---- EXERCISE MATERIAL
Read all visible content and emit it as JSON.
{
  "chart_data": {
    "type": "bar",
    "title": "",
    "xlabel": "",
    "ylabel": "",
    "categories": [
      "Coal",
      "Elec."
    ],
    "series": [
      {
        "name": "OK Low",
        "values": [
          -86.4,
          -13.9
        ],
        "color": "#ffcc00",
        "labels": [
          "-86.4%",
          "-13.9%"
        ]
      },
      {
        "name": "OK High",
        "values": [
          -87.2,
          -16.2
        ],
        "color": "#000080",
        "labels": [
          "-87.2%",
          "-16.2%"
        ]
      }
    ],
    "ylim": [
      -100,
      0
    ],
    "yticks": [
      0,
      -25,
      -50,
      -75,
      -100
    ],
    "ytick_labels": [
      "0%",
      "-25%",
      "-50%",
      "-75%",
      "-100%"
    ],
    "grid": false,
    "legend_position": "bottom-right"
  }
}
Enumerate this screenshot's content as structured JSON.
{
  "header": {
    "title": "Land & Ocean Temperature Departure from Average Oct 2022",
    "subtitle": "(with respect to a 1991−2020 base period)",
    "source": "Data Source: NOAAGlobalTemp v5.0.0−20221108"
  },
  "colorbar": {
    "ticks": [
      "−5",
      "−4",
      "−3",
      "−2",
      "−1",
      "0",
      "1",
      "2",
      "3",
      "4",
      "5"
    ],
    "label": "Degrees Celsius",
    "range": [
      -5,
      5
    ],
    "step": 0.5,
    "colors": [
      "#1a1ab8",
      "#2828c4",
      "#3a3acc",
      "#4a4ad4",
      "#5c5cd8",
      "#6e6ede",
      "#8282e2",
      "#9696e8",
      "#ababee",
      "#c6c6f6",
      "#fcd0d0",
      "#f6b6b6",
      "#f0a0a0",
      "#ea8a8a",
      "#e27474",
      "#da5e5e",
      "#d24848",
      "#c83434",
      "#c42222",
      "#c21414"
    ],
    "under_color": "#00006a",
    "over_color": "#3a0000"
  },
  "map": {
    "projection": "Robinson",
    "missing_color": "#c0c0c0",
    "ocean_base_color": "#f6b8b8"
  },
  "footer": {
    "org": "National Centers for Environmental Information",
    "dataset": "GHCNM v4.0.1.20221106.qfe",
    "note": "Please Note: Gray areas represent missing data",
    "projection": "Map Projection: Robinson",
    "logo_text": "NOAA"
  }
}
--------
# PROBLEM DETAILS
Please quote every record above exactly as it appears.

# CORRECT OUTPUT
Read all visible content and emit it as JSON.
{
  "chart_data": {
    "type": "bar",
    "title": "",
    "xlabel": "",
    "ylabel": "",
    "categories": [
      "Coal",
      "Elec."
    ],
    "series": [
      {
        "name": "OK Low",
        "values": [
          -86.4,
          -13.9
        ],
        "color": "#ffcc00",
        "labels": [
          "-86.4%",
          "-13.9%"
        ]
      },
      {
        "name": "OK High",
        "values": [
          -87.2,
          -16.2
        ],
        "color": "#000080",
        "labels": [
          "-87.2%",
          "-16.2%"
        ]
      }
    ],
    "ylim": [
      -100,
      0
    ],
    "yticks": [
      0,
      -25,
      -50,
      -75,
      -100
    ],
    "ytick_labels": [
      "0%",
      "-25%",
      "-50%",
      "-75%",
      "-100%"
    ],
    "grid": false,
    "legend_position": "bottom-right"
  }
}
Enumerate this screenshot's content as structured JSON.
{
  "header": {
    "title": "Land & Ocean Temperature Departure from Average Oct 2022",
    "subtitle": "(with respect to a 1991−2020 base period)",
    "source": "Data Source: NOAAGlobalTemp v5.0.0−20221108"
  },
  "colorbar": {
    "ticks": [
      "−5",
      "−4",
      "−3",
      "−2",
      "−1",
      "0",
      "1",
      "2",
      "3",
      "4",
      "5"
    ],
    "label": "Degrees Celsius",
    "range": [
      -5,
      5
    ],
    "step": 0.5,
    "colors": [
      "#1a1ab8",
      "#2828c4",
      "#3a3acc",
      "#4a4ad4",
      "#5c5cd8",
      "#6e6ede",
      "#8282e2",
      "#9696e8",
      "#ababee",
      "#c6c6f6",
      "#fcd0d0",
      "#f6b6b6",
      "#f0a0a0",
      "#ea8a8a",
      "#e27474",
      "#da5e5e",
      "#d24848",
      "#c83434",
      "#c42222",
      "#c21414"
    ],
    "under_color": "#00006a",
    "over_color": "#3a0000"
  },
  "map": {
    "projection": "Robinson",
    "missing_color": "#c0c0c0",
    "ocean_base_color": "#f6b8b8"
  },
  "footer": {
    "org": "National Centers for Environmental Information",
    "dataset": "GHCNM v4.0.1.20221106.qfe",
    "note": "Please Note: Gray areas represent missing data",
    "projection": "Map Projection: Robinson",
    "logo_text": "NOAA"
  }
}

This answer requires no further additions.